**YOUR TASK:** Copy each record exactly, word for word.

[Document page data]
^^^^
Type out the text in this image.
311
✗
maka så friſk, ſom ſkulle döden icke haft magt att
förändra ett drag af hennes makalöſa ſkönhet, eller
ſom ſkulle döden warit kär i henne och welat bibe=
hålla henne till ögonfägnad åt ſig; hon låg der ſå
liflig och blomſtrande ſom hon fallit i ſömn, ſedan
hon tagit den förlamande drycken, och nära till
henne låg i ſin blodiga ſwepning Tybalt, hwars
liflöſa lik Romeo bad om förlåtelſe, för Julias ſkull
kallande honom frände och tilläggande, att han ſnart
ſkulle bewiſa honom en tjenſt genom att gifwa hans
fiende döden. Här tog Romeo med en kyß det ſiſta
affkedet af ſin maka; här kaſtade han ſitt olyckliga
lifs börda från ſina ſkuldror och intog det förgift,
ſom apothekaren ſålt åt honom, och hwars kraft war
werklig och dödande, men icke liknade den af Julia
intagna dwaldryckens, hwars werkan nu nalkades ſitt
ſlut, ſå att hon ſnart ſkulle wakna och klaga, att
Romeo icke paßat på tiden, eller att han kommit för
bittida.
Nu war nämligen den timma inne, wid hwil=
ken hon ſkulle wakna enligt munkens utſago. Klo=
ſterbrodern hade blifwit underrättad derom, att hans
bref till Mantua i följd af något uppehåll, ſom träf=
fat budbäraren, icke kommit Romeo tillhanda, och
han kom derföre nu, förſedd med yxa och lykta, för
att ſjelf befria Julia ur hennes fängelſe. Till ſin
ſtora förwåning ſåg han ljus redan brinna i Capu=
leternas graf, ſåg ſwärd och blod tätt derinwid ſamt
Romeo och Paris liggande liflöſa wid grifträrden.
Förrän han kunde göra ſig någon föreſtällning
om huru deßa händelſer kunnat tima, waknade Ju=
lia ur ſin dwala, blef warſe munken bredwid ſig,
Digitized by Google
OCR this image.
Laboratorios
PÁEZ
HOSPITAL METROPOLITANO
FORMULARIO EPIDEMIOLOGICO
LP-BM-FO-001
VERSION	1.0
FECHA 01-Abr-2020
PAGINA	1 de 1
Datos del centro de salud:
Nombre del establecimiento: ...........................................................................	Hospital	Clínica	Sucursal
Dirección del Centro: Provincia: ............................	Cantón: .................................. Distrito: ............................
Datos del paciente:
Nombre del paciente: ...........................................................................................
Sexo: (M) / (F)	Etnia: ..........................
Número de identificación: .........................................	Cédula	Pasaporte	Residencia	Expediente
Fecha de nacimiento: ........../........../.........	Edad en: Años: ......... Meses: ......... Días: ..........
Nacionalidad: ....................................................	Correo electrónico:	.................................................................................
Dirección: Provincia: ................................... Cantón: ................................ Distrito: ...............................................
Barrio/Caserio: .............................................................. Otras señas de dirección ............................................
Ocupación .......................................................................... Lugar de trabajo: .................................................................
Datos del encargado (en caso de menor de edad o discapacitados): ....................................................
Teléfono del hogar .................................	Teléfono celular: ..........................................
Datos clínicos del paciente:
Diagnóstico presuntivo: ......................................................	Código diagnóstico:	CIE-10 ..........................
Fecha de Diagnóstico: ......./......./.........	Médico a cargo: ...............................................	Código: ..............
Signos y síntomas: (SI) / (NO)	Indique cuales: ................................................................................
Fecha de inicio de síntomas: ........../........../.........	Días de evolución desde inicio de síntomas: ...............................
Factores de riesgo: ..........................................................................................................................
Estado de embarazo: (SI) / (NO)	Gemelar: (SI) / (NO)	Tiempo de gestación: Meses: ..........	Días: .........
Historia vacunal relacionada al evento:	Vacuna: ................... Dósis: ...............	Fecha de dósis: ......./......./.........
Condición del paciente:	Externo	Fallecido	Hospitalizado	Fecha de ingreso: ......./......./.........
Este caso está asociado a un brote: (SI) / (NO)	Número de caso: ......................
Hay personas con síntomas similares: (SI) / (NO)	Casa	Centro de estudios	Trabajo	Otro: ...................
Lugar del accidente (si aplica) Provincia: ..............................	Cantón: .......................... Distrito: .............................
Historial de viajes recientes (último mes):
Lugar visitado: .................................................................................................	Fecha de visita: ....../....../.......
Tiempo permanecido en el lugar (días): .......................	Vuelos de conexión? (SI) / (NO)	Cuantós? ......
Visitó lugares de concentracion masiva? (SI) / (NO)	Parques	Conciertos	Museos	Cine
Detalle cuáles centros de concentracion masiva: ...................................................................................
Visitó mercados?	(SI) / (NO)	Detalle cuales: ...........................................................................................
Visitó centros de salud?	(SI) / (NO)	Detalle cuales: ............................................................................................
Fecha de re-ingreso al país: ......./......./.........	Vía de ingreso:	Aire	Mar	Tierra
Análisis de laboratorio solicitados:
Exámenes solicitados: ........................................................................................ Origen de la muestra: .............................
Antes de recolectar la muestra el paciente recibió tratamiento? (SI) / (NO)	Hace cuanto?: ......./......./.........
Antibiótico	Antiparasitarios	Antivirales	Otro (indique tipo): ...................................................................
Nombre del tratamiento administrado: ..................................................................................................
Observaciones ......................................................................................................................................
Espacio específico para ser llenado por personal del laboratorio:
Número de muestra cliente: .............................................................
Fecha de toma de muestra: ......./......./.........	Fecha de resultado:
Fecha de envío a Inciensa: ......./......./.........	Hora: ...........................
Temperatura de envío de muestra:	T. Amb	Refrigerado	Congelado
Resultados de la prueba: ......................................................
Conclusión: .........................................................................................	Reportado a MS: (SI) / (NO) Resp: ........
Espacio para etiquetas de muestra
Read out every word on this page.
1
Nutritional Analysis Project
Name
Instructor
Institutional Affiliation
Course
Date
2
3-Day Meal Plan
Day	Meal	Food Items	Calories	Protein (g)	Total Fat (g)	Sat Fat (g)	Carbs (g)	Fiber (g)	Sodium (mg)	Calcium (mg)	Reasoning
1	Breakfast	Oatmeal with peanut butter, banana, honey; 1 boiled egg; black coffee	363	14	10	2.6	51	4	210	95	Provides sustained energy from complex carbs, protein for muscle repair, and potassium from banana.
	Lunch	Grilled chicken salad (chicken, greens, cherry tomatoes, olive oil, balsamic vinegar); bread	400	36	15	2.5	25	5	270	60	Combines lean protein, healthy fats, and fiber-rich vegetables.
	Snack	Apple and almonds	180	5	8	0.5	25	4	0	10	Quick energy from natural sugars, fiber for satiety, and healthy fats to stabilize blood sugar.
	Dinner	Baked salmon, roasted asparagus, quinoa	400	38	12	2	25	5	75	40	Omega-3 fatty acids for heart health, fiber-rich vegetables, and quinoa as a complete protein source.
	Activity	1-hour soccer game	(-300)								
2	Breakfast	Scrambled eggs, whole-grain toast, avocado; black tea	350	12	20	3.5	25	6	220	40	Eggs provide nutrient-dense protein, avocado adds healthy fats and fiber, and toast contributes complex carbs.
^^^^
**FINAL ANSWER:**
Type out the text in this image.
311
✗
maka så friſk, ſom ſkulle döden icke haft magt att
förändra ett drag af hennes makalöſa ſkönhet, eller
ſom ſkulle döden warit kär i henne och welat bibe=
hålla henne till ögonfägnad åt ſig; hon låg der ſå
liflig och blomſtrande ſom hon fallit i ſömn, ſedan
hon tagit den förlamande drycken, och nära till
henne låg i ſin blodiga ſwepning Tybalt, hwars
liflöſa lik Romeo bad om förlåtelſe, för Julias ſkull
kallande honom frände och tilläggande, att han ſnart
ſkulle bewiſa honom en tjenſt genom att gifwa hans
fiende döden. Här tog Romeo med en kyß det ſiſta
affkedet af ſin maka; här kaſtade han ſitt olyckliga
lifs börda från ſina ſkuldror och intog det förgift,
ſom apothekaren ſålt åt honom, och hwars kraft war
werklig och dödande, men icke liknade den af Julia
intagna dwaldryckens, hwars werkan nu nalkades ſitt
ſlut, ſå att hon ſnart ſkulle wakna och klaga, att
Romeo icke paßat på tiden, eller att han kommit för
bittida.
Nu war nämligen den timma inne, wid hwil=
ken hon ſkulle wakna enligt munkens utſago. Klo=
ſterbrodern hade blifwit underrättad derom, att hans
bref till Mantua i följd af något uppehåll, ſom träf=
fat budbäraren, icke kommit Romeo tillhanda, och
han kom derföre nu, förſedd med yxa och lykta, för
att ſjelf befria Julia ur hennes fängelſe. Till ſin
ſtora förwåning ſåg han ljus redan brinna i Capu=
leternas graf, ſåg ſwärd och blod tätt derinwid ſamt
Romeo och Paris liggande liflöſa wid grifträrden.
Förrän han kunde göra ſig någon föreſtällning
om huru deßa händelſer kunnat tima, waknade Ju=
lia ur ſin dwala, blef warſe munken bredwid ſig,
Digitized by Google
OCR this image.
Laboratorios
PÁEZ
HOSPITAL METROPOLITANO
FORMULARIO EPIDEMIOLOGICO
LP-BM-FO-001
VERSION	1.0
FECHA 01-Abr-2020
PAGINA	1 de 1
Datos del centro de salud:
Nombre del establecimiento: ...........................................................................	Hospital	Clínica	Sucursal
Dirección del Centro: Provincia: ............................	Cantón: .................................. Distrito: ............................
Datos del paciente:
Nombre del paciente: ...........................................................................................
Sexo: (M) / (F)	Etnia: ..........................
Número de identificación: .........................................	Cédula	Pasaporte	Residencia	Expediente
Fecha de nacimiento: ........../........../.........	Edad en: Años: ......... Meses: ......... Días: ..........
Nacionalidad: ....................................................	Correo electrónico:	.................................................................................
Dirección: Provincia: ................................... Cantón: ................................ Distrito: ...............................................
Barrio/Caserio: .............................................................. Otras señas de dirección ............................................
Ocupación .......................................................................... Lugar de trabajo: .................................................................
Datos del encargado (en caso de menor de edad o discapacitados): ....................................................
Teléfono del hogar .................................	Teléfono celular: ..........................................
Datos clínicos del paciente:
Diagnóstico presuntivo: ......................................................	Código diagnóstico:	CIE-10 ..........................
Fecha de Diagnóstico: ......./......./.........	Médico a cargo: ...............................................	Código: ..............
Signos y síntomas: (SI) / (NO)	Indique cuales: ................................................................................
Fecha de inicio de síntomas: ........../........../.........	Días de evolución desde inicio de síntomas: ...............................
Factores de riesgo: ..........................................................................................................................
Estado de embarazo: (SI) / (NO)	Gemelar: (SI) / (NO)	Tiempo de gestación: Meses: ..........	Días: .........
Historia vacunal relacionada al evento:	Vacuna: ................... Dósis: ...............	Fecha de dósis: ......./......./.........
Condición del paciente:	Externo	Fallecido	Hospitalizado	Fecha de ingreso: ......./......./.........
Este caso está asociado a un brote: (SI) / (NO)	Número de caso: ......................
Hay personas con síntomas similares: (SI) / (NO)	Casa	Centro de estudios	Trabajo	Otro: ...................
Lugar del accidente (si aplica) Provincia: ..............................	Cantón: .......................... Distrito: .............................
Historial de viajes recientes (último mes):
Lugar visitado: .................................................................................................	Fecha de visita: ....../....../.......
Tiempo permanecido en el lugar (días): .......................	Vuelos de conexión? (SI) / (NO)	Cuantós? ......
Visitó lugares de concentracion masiva? (SI) / (NO)	Parques	Conciertos	Museos	Cine
Detalle cuáles centros de concentracion masiva: ...................................................................................
Visitó mercados?	(SI) / (NO)	Detalle cuales: ...........................................................................................
Visitó centros de salud?	(SI) / (NO)	Detalle cuales: ............................................................................................
Fecha de re-ingreso al país: ......./......./.........	Vía de ingreso:	Aire	Mar	Tierra
Análisis de laboratorio solicitados:
Exámenes solicitados: ........................................................................................ Origen de la muestra: .............................
Antes de recolectar la muestra el paciente recibió tratamiento? (SI) / (NO)	Hace cuanto?: ......./......./.........
Antibiótico	Antiparasitarios	Antivirales	Otro (indique tipo): ...................................................................
Nombre del tratamiento administrado: ..................................................................................................
Observaciones ......................................................................................................................................
Espacio específico para ser llenado por personal del laboratorio:
Número de muestra cliente: .............................................................
Fecha de toma de muestra: ......./......./.........	Fecha de resultado:
Fecha de envío a Inciensa: ......./......./.........	Hora: ...........................
Temperatura de envío de muestra:	T. Amb	Refrigerado	Congelado
Resultados de la prueba: ......................................................
Conclusión: .........................................................................................	Reportado a MS: (SI) / (NO) Resp: ........
Espacio para etiquetas de muestra
Read out every word on this page.
1
Nutritional Analysis Project
Name
Instructor
Institutional Affiliation
Course
Date
2
3-Day Meal Plan
Day	Meal	Food Items	Calories	Protein (g)	Total Fat (g)	Sat Fat (g)	Carbs (g)	Fiber (g)	Sodium (mg)	Calcium (mg)	Reasoning
1	Breakfast	Oatmeal with peanut butter, banana, honey; 1 boiled egg; black coffee	363	14	10	2.6	51	4	210	95	Provides sustained energy from complex carbs, protein for muscle repair, and potassium from banana.
	Lunch	Grilled chicken salad (chicken, greens, cherry tomatoes, olive oil, balsamic vinegar); bread	400	36	15	2.5	25	5	270	60	Combines lean protein, healthy fats, and fiber-rich vegetables.
	Snack	Apple and almonds	180	5	8	0.5	25	4	0	10	Quick energy from natural sugars, fiber for satiety, and healthy fats to stabilize blood sugar.
	Dinner	Baked salmon, roasted asparagus, quinoa	400	38	12	2	25	5	75	40	Omega-3 fatty acids for heart health, fiber-rich vegetables, and quinoa as a complete protein source.
	Activity	1-hour soccer game	(-300)								
2	Breakfast	Scrambled eggs, whole-grain toast, avocado; black tea	350	12	20	3.5	25	6	220	40	Eggs provide nutrient-dense protein, avocado adds healthy fats and fiber, and toast contributes complex carbs.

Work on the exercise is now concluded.